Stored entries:

Begin

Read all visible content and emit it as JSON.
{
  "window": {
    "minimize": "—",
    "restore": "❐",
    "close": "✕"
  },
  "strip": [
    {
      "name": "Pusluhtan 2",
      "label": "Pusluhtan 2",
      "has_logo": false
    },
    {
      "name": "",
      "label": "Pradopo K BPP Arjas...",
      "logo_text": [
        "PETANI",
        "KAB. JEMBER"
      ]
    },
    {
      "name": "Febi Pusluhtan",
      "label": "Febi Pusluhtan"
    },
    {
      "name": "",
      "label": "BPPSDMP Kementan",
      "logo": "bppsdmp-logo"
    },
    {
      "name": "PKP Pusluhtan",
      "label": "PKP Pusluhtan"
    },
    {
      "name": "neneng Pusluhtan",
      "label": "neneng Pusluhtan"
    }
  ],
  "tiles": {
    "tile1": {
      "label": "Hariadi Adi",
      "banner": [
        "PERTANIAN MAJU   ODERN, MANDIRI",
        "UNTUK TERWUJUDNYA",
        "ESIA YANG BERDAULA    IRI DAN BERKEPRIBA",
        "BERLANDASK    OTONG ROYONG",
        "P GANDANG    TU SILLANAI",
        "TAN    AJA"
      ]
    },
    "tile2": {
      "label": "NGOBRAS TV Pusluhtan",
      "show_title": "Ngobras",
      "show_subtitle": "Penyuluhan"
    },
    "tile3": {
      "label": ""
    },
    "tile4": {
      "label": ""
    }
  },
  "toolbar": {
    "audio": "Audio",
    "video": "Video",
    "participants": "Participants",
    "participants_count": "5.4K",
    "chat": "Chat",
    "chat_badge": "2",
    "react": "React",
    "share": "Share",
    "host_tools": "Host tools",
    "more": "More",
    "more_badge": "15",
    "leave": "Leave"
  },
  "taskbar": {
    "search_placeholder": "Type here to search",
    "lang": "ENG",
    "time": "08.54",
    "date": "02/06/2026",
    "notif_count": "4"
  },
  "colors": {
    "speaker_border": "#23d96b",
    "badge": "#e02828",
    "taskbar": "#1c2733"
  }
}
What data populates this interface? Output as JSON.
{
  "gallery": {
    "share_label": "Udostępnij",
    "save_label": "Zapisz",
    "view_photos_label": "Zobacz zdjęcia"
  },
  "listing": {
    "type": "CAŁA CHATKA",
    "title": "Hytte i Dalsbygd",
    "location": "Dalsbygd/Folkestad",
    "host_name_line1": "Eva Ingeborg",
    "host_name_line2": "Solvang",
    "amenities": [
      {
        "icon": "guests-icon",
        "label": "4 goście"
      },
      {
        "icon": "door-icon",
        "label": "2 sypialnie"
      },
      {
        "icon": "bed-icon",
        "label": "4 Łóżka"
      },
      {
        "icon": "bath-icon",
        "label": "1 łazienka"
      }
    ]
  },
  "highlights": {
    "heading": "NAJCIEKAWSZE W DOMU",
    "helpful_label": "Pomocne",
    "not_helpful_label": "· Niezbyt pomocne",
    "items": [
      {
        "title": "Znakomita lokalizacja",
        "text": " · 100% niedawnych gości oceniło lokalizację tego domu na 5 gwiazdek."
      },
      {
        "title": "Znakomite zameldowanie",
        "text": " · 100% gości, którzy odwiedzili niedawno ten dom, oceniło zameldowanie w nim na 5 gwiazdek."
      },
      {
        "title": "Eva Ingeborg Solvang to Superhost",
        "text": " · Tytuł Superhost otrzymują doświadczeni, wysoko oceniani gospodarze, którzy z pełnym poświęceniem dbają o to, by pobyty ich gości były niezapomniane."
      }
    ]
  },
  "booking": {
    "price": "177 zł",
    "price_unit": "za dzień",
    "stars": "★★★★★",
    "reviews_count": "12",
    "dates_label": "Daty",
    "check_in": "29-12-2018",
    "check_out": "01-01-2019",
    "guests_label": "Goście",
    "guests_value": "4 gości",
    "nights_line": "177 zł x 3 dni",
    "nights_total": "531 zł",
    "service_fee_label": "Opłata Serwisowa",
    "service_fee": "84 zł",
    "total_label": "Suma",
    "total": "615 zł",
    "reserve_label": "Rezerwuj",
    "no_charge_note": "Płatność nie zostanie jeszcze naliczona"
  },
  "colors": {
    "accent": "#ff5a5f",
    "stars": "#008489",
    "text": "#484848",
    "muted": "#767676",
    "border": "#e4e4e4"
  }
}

End

## What the task asks:
What is the number of lines in the data that hold the word "Solvang"? Reply with that number and nothing else.

## Task output:
2